- **What is expected**
Among the records below, find each line bearing the word "value" and copy it.

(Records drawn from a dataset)
▽

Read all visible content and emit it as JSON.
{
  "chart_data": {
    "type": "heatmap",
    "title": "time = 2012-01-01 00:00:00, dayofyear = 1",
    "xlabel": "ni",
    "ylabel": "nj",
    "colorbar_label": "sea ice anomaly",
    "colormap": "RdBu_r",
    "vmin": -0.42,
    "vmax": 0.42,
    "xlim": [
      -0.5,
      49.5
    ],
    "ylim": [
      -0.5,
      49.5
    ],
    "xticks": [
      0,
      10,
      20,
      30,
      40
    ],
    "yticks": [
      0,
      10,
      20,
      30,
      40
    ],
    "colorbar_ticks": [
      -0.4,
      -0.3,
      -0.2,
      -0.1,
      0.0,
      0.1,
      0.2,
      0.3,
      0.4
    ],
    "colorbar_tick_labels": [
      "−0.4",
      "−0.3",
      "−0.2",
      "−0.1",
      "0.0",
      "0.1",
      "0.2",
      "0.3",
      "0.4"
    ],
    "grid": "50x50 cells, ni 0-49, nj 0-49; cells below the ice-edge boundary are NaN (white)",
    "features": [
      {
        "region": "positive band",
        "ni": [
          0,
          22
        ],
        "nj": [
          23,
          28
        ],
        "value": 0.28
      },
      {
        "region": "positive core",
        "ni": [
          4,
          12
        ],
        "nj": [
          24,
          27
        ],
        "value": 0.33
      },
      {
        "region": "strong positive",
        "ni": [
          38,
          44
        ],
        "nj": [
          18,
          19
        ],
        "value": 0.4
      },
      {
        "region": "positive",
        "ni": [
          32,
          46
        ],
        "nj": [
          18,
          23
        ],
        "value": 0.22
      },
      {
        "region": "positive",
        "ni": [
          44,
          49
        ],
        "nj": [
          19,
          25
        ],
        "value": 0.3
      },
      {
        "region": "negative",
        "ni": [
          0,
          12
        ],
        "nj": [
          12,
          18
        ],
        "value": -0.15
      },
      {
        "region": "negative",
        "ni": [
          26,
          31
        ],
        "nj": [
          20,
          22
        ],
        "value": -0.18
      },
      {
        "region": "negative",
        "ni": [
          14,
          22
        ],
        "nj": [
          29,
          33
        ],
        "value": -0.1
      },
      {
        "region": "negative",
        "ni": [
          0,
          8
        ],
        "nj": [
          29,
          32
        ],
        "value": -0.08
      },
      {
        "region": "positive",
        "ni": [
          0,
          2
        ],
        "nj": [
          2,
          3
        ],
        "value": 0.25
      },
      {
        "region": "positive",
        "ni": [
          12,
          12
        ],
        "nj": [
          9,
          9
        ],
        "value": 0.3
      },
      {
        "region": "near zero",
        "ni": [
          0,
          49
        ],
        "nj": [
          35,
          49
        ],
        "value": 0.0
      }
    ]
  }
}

△

- **Written response**
        "value": 0.28
        "value": 0.33
        "value": 0.4
        "value": 0.22
        "value": 0.3
        "value": -0.15
        "value": -0.18
        "value": -0.1
        "value": -0.08
        "value": 0.25
        "value": 0.3
        "value": 0.0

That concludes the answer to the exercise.